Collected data
>> start

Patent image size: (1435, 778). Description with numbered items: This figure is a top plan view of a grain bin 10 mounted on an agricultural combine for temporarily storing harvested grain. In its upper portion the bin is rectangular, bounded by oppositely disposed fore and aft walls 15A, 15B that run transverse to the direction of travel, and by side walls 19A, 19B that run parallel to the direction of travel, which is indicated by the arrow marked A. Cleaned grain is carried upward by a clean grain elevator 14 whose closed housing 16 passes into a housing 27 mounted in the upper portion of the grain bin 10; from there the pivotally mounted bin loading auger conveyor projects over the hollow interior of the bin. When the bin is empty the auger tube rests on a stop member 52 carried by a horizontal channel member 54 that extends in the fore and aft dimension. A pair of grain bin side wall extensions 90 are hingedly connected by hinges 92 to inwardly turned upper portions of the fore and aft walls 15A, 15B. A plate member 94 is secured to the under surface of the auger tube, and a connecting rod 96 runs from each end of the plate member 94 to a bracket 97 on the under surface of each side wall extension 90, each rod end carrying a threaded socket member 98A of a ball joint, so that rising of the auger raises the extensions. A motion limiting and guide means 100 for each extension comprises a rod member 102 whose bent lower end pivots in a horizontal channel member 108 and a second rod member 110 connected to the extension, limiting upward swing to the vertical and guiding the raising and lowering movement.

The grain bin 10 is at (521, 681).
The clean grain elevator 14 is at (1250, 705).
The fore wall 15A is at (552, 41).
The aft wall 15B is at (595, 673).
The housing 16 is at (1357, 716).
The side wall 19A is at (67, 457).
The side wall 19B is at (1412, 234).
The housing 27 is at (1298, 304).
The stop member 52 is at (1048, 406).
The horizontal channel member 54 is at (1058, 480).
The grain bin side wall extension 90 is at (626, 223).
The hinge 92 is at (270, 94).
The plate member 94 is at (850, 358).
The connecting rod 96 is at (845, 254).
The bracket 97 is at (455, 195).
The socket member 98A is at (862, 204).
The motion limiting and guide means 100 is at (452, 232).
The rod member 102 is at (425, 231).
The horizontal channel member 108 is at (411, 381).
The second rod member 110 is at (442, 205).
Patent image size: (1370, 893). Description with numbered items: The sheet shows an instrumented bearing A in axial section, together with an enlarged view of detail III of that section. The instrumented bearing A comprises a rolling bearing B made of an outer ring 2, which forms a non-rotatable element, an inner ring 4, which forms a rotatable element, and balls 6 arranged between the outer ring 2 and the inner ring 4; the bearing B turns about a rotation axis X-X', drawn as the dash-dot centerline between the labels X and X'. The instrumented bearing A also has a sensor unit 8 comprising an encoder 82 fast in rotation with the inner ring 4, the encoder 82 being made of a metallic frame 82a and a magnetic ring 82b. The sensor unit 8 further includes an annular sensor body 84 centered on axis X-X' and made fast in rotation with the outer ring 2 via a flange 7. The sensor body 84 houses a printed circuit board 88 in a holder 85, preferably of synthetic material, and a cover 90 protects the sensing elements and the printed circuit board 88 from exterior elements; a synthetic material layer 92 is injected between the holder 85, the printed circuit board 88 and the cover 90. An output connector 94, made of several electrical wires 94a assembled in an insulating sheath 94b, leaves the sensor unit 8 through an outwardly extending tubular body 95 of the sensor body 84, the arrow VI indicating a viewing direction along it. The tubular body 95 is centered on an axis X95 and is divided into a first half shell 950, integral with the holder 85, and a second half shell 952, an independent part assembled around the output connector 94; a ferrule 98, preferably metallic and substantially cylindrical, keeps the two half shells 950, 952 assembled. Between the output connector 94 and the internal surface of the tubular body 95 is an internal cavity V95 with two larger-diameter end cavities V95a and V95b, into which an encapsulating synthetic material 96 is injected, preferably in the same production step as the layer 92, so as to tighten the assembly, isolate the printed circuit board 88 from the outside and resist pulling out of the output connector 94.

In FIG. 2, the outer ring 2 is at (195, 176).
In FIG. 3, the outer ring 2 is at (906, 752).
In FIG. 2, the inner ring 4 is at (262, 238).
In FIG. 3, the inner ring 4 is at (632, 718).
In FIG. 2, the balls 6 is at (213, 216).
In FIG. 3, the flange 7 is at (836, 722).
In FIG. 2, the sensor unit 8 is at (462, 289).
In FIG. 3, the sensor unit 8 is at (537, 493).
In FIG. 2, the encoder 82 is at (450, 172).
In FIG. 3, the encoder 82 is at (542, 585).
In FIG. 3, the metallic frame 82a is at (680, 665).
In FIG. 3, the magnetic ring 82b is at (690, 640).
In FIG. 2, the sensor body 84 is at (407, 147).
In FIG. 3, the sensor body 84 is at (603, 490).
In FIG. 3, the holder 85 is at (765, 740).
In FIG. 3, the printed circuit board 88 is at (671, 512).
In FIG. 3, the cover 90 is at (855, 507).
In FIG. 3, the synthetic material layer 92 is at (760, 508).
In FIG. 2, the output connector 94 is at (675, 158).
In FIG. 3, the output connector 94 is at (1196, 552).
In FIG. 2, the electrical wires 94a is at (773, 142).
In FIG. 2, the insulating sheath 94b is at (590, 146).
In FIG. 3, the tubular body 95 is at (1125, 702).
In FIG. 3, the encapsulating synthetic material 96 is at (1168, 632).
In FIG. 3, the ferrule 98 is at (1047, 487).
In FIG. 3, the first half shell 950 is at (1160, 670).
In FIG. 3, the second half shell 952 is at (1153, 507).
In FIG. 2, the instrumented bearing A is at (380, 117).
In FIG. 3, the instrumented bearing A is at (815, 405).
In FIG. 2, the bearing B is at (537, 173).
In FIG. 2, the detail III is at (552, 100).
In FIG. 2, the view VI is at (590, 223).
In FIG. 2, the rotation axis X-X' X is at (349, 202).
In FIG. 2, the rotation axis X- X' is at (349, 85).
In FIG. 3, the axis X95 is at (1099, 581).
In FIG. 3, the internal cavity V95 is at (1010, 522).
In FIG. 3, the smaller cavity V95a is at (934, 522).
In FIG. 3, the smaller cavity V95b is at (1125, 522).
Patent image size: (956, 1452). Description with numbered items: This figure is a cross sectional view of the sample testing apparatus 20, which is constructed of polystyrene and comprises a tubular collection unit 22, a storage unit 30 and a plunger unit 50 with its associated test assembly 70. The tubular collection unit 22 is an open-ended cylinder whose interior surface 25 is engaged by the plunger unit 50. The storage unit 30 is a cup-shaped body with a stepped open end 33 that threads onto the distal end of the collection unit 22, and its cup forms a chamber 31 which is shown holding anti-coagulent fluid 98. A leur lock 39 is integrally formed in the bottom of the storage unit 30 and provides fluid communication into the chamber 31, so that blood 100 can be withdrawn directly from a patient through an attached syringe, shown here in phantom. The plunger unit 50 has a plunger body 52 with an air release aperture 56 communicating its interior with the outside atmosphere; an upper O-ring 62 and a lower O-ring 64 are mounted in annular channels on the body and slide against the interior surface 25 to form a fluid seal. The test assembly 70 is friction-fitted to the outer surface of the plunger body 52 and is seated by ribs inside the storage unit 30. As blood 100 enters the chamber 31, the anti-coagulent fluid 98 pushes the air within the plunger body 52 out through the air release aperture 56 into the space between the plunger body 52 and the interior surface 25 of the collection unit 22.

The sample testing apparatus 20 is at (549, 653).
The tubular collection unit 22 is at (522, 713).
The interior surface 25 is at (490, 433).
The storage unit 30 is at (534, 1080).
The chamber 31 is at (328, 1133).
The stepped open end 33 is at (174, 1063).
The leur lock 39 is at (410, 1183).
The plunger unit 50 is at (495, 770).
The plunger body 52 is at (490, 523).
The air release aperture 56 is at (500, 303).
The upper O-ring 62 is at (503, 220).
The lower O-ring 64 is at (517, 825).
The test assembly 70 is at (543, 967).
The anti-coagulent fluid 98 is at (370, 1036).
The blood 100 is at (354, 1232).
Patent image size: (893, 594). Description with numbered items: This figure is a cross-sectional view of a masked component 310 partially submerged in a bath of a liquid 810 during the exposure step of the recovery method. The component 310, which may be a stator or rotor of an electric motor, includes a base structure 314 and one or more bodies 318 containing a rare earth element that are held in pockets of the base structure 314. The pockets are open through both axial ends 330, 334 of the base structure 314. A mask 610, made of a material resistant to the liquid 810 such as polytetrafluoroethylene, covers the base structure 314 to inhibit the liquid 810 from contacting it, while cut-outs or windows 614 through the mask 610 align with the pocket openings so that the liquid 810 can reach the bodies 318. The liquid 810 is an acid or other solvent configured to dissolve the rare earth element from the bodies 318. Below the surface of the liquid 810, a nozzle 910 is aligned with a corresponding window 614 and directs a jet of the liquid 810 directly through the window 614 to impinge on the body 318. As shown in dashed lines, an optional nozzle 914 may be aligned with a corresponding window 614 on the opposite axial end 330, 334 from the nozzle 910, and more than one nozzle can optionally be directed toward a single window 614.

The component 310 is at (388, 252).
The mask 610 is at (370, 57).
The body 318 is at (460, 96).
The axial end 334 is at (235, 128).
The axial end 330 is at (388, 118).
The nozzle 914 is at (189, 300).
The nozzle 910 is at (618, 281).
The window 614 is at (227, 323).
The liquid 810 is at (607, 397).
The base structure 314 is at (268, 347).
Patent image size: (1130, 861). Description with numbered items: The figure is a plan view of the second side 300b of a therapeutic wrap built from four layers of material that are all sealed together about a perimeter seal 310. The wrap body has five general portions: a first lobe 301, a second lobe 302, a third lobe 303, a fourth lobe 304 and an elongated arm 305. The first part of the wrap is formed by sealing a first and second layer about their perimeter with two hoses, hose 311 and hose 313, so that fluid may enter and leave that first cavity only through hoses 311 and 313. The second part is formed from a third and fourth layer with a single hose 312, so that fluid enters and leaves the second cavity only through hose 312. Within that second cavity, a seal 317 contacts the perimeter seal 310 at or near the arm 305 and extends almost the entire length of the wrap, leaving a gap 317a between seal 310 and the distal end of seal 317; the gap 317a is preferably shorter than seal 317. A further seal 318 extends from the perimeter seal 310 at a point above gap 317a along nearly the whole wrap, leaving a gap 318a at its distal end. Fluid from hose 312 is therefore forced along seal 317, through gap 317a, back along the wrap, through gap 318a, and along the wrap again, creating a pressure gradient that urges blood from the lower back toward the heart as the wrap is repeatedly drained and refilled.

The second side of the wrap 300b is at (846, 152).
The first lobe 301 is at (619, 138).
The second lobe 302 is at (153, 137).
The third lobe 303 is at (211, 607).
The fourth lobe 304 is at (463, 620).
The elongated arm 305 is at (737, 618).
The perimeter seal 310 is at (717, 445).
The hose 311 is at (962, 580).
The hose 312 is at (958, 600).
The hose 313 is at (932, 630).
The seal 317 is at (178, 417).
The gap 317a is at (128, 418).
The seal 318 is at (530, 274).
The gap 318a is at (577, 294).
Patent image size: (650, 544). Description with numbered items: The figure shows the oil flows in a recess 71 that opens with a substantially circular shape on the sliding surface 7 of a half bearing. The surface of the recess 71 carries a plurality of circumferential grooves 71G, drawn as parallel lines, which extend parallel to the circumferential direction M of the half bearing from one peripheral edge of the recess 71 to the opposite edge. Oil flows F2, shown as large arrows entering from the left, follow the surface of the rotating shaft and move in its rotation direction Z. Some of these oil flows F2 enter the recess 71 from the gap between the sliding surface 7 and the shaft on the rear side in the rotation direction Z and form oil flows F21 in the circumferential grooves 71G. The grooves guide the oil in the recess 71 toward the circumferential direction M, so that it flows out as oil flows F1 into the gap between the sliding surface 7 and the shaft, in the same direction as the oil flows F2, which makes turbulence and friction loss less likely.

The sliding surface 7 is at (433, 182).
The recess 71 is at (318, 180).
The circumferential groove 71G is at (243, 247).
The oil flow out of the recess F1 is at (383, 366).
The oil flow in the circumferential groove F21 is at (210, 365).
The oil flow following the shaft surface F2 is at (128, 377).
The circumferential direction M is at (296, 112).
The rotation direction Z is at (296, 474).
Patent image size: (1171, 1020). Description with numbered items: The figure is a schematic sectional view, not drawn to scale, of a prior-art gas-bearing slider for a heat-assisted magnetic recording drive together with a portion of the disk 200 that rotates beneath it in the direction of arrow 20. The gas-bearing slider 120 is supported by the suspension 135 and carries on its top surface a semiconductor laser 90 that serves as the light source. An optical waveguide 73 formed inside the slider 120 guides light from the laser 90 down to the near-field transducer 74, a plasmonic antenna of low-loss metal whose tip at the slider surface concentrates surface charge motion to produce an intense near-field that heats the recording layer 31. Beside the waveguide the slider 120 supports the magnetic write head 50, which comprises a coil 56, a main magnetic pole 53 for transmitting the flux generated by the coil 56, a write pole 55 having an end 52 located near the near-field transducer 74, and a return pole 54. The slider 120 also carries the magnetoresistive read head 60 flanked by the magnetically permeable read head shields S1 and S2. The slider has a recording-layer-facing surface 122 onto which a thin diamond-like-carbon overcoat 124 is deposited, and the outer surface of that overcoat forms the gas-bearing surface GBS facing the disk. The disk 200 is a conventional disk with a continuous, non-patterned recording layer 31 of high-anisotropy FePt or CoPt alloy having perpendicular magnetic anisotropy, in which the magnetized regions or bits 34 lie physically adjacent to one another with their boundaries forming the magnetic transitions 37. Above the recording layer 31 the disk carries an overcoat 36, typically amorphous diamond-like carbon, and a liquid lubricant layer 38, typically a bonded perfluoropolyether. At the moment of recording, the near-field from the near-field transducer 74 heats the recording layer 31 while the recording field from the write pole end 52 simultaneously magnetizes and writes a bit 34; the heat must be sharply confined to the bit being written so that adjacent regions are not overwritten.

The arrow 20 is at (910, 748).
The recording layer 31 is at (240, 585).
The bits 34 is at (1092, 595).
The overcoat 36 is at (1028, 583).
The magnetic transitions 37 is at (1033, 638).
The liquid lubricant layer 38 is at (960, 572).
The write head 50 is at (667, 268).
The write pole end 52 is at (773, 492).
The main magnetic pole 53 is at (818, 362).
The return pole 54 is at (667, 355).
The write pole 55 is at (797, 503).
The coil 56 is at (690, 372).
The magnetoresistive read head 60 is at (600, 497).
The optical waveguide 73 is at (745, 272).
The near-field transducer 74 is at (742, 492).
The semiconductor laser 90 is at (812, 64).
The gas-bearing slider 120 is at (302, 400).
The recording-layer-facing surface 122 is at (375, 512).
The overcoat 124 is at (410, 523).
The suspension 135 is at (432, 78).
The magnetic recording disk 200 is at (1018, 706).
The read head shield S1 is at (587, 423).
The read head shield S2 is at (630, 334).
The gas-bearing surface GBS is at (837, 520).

>> end

• _EXERCISE BRIEF_: Can you return, word for word, everything from the line containing "Patent image size: (650, 544)." down to the line containing "The oil flow in", both of those lines included?

• _EXPECTED ANSWER_:
Patent image size: (650, 544). Description with numbered items: The figure shows the oil flows in a recess 71 that opens with a substantially circular shape on the sliding surface 7 of a half bearing. The surface of the recess 71 carries a plurality of circumferential grooves 71G, drawn as parallel lines, which extend parallel to the circumferential direction M of the half bearing from one peripheral edge of the recess 71 to the opposite edge. Oil flows F2, shown as large arrows entering from the left, follow the surface of the rotating shaft and move in its rotation direction Z. Some of these oil flows F2 enter the recess 71 from the gap between the sliding surface 7 and the shaft on the rear side in the rotation direction Z and form oil flows F21 in the circumferential grooves 71G. The grooves guide the oil in the recess 71 toward the circumferential direction M, so that it flows out as oil flows F1 into the gap between the sliding surface 7 and the shaft, in the same direction as the oil flows F2, which makes turbulence and friction loss less likely.

The sliding surface 7 is at (433, 182).
The recess 71 is at (318, 180).
The circumferential groove 71G is at (243, 247).
The oil flow out of the recess F1 is at (383, 366).
The oil flow in the circumferential groove F21 is at (210, 365).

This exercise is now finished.